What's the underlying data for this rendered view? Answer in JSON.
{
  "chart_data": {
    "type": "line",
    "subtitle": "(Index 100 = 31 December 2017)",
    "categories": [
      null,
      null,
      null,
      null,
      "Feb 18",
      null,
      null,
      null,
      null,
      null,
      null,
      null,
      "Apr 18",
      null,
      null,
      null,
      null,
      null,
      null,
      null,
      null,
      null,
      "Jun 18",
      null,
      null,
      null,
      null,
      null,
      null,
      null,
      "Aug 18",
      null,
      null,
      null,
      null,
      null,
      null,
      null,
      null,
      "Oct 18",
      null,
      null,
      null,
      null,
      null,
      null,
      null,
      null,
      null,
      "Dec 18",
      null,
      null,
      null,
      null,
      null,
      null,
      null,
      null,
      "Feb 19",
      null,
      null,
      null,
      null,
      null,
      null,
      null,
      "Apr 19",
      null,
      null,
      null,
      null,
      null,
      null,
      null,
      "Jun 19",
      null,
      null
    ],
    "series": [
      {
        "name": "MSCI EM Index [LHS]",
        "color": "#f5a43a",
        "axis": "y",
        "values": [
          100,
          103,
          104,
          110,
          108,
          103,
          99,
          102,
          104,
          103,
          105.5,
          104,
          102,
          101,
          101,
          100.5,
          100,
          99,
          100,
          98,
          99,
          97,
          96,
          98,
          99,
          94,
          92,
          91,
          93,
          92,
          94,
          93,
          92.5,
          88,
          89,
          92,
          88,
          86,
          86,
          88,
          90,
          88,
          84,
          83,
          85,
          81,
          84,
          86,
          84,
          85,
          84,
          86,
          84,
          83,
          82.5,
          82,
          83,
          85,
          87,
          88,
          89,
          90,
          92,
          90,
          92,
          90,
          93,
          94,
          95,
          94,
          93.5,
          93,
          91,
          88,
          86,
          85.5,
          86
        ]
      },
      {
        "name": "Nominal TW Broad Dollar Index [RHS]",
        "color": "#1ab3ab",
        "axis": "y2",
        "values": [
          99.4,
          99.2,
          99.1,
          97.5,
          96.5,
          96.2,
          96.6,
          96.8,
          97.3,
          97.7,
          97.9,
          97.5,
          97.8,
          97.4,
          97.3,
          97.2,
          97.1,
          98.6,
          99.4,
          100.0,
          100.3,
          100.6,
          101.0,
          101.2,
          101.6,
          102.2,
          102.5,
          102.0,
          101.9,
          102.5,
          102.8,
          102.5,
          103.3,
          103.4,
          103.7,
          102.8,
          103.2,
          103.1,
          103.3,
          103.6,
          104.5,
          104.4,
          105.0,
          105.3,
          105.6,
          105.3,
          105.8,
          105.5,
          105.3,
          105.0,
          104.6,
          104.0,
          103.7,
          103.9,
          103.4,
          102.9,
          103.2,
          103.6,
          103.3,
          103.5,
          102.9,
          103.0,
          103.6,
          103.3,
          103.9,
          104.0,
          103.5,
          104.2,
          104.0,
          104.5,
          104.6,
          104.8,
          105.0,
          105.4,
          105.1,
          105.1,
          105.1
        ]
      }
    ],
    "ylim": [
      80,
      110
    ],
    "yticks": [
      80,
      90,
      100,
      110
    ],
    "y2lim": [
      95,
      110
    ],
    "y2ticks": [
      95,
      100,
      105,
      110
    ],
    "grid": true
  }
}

*****

All the entries above need to be reproduced exactly.

## EXERCISE SOLUTION:
What's the underlying data for this rendered view? Answer in JSON.
{
  "chart_data": {
    "type": "line",
    "subtitle": "(Index 100 = 31 December 2017)",
    "categories": [
      null,
      null,
      null,
      null,
      "Feb 18",
      null,
      null,
      null,
      null,
      null,
      null,
      null,
      "Apr 18",
      null,
      null,
      null,
      null,
      null,
      null,
      null,
      null,
      null,
      "Jun 18",
      null,
      null,
      null,
      null,
      null,
      null,
      null,
      "Aug 18",
      null,
      null,
      null,
      null,
      null,
      null,
      null,
      null,
      "Oct 18",
      null,
      null,
      null,
      null,
      null,
      null,
      null,
      null,
      null,
      "Dec 18",
      null,
      null,
      null,
      null,
      null,
      null,
      null,
      null,
      "Feb 19",
      null,
      null,
      null,
      null,
      null,
      null,
      null,
      "Apr 19",
      null,
      null,
      null,
      null,
      null,
      null,
      null,
      "Jun 19",
      null,
      null
    ],
    "series": [
      {
        "name": "MSCI EM Index [LHS]",
        "color": "#f5a43a",
        "axis": "y",
        "values": [
          100,
          103,
          104,
          110,
          108,
          103,
          99,
          102,
          104,
          103,
          105.5,
          104,
          102,
          101,
          101,
          100.5,
          100,
          99,
          100,
          98,
          99,
          97,
          96,
          98,
          99,
          94,
          92,
          91,
          93,
          92,
          94,
          93,
          92.5,
          88,
          89,
          92,
          88,
          86,
          86,
          88,
          90,
          88,
          84,
          83,
          85,
          81,
          84,
          86,
          84,
          85,
          84,
          86,
          84,
          83,
          82.5,
          82,
          83,
          85,
          87,
          88,
          89,
          90,
          92,
          90,
          92,
          90,
          93,
          94,
          95,
          94,
          93.5,
          93,
          91,
          88,
          86,
          85.5,
          86
        ]
      },
      {
        "name": "Nominal TW Broad Dollar Index [RHS]",
        "color": "#1ab3ab",
        "axis": "y2",
        "values": [
          99.4,
          99.2,
          99.1,
          97.5,
          96.5,
          96.2,
          96.6,
          96.8,
          97.3,
          97.7,
          97.9,
          97.5,
          97.8,
          97.4,
          97.3,
          97.2,
          97.1,
          98.6,
          99.4,
          100.0,
          100.3,
          100.6,
          101.0,
          101.2,
          101.6,
          102.2,
          102.5,
          102.0,
          101.9,
          102.5,
          102.8,
          102.5,
          103.3,
          103.4,
          103.7,
          102.8,
          103.2,
          103.1,
          103.3,
          103.6,
          104.5,
          104.4,
          105.0,
          105.3,
          105.6,
          105.3,
          105.8,
          105.5,
          105.3,
          105.0,
          104.6,
          104.0,
          103.7,
          103.9,
          103.4,
          102.9,
          103.2,
          103.6,
          103.3,
          103.5,
          102.9,
          103.0,
          103.6,
          103.3,
          103.9,
          104.0,
          103.5,
          104.2,
          104.0,
          104.5,
          104.6,
          104.8,
          105.0,
          105.4,
          105.1,
          105.1,
          105.1
        ]
      }
    ],
    "ylim": [
      80,
      110
    ],
    "yticks": [
      80,
      90,
      100,
      110
    ],
    "y2lim": [
      95,
      110
    ],
    "y2ticks": [
      95,
      100,
      105,
      110
    ],
    "grid": true
  }
}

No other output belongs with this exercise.